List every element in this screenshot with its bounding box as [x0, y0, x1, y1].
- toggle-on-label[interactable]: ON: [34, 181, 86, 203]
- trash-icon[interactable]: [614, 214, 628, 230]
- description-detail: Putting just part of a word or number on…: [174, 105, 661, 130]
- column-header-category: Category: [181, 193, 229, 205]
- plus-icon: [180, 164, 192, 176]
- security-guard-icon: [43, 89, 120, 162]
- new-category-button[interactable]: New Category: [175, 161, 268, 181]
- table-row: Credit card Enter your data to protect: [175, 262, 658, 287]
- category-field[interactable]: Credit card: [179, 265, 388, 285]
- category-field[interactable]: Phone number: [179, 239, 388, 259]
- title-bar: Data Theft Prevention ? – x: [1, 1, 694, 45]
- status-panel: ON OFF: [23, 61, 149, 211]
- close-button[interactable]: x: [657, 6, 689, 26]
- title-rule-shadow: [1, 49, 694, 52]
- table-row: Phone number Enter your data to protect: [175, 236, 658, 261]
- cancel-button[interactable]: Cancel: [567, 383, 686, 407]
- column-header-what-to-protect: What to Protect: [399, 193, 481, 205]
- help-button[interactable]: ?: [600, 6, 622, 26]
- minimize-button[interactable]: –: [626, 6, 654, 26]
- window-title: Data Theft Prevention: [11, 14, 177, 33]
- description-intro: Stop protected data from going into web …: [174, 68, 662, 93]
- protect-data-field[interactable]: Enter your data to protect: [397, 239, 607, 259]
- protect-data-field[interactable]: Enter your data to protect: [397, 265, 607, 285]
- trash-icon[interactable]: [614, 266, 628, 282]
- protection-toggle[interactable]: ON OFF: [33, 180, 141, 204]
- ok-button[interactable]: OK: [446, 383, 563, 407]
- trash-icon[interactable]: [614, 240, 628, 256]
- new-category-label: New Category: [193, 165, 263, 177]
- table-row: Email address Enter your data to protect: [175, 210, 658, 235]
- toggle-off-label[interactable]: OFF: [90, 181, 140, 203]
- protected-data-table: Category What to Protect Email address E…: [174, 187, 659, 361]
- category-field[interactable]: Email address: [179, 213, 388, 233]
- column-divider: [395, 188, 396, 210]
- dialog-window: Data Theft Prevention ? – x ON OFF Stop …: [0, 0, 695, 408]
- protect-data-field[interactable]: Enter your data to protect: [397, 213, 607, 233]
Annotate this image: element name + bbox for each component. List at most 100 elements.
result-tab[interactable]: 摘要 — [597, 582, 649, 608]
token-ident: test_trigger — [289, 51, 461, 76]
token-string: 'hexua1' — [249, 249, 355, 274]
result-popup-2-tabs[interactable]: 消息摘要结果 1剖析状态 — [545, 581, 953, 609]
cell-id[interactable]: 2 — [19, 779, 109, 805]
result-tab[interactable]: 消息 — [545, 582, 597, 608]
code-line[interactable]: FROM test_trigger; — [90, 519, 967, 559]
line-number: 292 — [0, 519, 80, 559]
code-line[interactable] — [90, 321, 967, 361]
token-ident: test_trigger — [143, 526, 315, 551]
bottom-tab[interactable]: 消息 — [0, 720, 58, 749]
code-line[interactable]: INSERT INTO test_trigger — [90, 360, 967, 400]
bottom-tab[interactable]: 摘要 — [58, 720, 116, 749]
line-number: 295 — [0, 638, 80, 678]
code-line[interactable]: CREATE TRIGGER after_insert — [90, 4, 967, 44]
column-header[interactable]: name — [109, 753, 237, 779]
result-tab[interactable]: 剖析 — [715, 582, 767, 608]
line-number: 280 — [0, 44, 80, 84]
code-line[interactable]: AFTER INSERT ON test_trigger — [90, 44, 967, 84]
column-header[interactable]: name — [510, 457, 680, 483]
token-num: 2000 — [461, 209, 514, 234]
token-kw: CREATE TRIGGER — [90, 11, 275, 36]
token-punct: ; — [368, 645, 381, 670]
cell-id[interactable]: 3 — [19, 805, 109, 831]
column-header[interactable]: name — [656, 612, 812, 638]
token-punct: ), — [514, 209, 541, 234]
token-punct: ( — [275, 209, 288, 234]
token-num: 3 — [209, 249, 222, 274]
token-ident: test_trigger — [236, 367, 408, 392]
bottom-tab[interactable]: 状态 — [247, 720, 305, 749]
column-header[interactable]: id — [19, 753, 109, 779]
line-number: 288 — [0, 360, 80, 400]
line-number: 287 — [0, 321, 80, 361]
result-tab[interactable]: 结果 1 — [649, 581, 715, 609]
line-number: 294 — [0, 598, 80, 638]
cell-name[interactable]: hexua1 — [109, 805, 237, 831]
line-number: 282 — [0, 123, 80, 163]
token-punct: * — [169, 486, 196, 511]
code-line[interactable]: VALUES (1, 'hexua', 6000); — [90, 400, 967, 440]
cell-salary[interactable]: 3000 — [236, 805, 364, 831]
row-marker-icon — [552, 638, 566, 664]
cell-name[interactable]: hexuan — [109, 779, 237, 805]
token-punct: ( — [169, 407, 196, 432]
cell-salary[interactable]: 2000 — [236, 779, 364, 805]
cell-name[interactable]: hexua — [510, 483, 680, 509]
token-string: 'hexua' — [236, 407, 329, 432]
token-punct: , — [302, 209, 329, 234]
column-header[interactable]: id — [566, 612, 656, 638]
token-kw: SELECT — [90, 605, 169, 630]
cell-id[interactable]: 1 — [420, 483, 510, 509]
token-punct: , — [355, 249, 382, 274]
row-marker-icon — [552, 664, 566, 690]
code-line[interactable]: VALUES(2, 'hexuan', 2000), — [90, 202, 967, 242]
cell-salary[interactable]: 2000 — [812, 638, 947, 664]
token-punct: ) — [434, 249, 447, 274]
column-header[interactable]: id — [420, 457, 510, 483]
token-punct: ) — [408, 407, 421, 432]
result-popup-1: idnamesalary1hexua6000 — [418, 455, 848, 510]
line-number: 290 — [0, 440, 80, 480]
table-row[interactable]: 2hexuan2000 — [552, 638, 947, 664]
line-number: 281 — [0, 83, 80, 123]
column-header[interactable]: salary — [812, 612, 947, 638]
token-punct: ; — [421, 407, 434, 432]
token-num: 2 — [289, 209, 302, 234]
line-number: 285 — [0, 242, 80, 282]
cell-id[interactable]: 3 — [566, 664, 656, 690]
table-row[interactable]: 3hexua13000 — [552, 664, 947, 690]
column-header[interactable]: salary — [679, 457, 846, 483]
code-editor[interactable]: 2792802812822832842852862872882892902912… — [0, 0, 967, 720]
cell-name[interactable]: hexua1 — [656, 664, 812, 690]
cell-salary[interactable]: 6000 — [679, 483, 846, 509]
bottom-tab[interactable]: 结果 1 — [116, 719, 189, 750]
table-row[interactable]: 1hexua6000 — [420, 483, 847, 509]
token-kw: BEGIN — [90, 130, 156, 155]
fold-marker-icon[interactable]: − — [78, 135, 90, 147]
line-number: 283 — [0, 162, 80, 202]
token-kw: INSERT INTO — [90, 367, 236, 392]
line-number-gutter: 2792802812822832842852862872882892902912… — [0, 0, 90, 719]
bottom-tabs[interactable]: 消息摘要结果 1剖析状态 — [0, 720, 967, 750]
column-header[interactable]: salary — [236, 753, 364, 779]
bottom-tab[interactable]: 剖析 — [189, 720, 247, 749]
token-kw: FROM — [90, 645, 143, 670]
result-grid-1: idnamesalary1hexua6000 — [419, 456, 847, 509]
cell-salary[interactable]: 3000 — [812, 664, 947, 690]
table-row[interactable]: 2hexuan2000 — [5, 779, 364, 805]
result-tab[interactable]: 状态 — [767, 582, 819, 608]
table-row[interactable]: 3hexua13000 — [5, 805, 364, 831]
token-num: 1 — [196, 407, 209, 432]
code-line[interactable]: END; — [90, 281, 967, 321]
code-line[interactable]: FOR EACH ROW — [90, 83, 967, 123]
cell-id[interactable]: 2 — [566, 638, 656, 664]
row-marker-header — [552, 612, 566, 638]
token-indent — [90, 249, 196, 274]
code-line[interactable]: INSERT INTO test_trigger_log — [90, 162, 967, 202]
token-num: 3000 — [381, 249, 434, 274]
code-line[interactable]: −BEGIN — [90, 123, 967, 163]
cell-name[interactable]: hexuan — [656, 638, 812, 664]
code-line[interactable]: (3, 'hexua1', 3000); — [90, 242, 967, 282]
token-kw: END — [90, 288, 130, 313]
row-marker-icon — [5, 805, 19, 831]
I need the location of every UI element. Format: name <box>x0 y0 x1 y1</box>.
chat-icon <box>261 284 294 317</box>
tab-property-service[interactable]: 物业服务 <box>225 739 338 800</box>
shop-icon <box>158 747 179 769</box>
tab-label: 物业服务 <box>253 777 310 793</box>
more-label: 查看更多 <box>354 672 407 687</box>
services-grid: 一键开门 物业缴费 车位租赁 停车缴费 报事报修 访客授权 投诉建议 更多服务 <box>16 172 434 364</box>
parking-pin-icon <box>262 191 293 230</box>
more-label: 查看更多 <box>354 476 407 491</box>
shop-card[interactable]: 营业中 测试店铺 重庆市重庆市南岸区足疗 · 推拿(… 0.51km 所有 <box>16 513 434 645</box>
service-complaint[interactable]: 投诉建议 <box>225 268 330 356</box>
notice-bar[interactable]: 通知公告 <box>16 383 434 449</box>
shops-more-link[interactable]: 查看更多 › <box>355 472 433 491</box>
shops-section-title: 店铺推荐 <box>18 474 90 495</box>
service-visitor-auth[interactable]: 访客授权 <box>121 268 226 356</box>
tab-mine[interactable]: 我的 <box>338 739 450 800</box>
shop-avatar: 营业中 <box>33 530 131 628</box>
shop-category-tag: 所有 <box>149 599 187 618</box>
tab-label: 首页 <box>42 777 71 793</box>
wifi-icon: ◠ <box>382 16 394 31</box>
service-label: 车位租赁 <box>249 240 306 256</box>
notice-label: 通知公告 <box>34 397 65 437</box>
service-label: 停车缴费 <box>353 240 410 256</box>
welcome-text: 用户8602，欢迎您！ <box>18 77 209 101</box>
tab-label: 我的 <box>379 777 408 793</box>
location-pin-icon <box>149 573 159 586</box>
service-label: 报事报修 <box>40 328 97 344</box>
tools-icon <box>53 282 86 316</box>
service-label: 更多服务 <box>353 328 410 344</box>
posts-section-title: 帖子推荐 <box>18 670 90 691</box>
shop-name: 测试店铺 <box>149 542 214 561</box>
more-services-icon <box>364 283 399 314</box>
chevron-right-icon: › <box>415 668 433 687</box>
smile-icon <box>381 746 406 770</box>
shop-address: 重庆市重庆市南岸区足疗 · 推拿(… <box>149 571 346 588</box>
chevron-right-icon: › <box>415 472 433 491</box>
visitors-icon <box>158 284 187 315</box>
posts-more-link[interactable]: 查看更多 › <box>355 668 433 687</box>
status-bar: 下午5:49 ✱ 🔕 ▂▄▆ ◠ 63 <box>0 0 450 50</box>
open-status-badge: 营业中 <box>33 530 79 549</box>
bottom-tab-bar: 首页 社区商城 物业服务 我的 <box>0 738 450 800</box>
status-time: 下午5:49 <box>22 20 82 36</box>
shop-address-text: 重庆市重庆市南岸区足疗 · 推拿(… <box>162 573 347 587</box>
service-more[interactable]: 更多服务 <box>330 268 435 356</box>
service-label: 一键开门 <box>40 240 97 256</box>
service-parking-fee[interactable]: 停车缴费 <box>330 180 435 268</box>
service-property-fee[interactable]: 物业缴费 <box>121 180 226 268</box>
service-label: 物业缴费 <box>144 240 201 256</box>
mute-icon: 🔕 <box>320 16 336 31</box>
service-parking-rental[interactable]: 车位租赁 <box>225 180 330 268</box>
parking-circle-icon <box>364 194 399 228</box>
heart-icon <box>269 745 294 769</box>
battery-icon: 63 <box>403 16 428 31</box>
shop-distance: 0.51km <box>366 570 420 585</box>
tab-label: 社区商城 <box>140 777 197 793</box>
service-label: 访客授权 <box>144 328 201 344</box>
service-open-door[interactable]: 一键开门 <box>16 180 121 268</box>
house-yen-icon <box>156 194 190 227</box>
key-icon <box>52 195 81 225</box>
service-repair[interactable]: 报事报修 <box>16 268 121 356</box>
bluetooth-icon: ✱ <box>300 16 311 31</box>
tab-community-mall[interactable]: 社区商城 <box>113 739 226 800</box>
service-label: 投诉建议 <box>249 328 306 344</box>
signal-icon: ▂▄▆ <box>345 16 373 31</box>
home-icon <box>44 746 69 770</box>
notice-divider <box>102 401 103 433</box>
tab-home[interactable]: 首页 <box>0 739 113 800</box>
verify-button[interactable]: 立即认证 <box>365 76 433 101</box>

★ ★ ★ ★ ★ ★ ★

Copy the entries word for word, from the first line through the line that contains "- new-category-button[interactable]: New".

List every element in this screenshot with its bounding box as [x0, y0, x1, y1].
- toggle-on-label[interactable]: ON: [34, 181, 86, 203]
- trash-icon[interactable]: [614, 214, 628, 230]
- description-detail: Putting just part of a word or number on…: [174, 105, 661, 130]
- column-header-category: Category: [181, 193, 229, 205]
- plus-icon: [180, 164, 192, 176]
- security-guard-icon: [43, 89, 120, 162]
- new-category-button[interactable]: New Category: [175, 161, 268, 181]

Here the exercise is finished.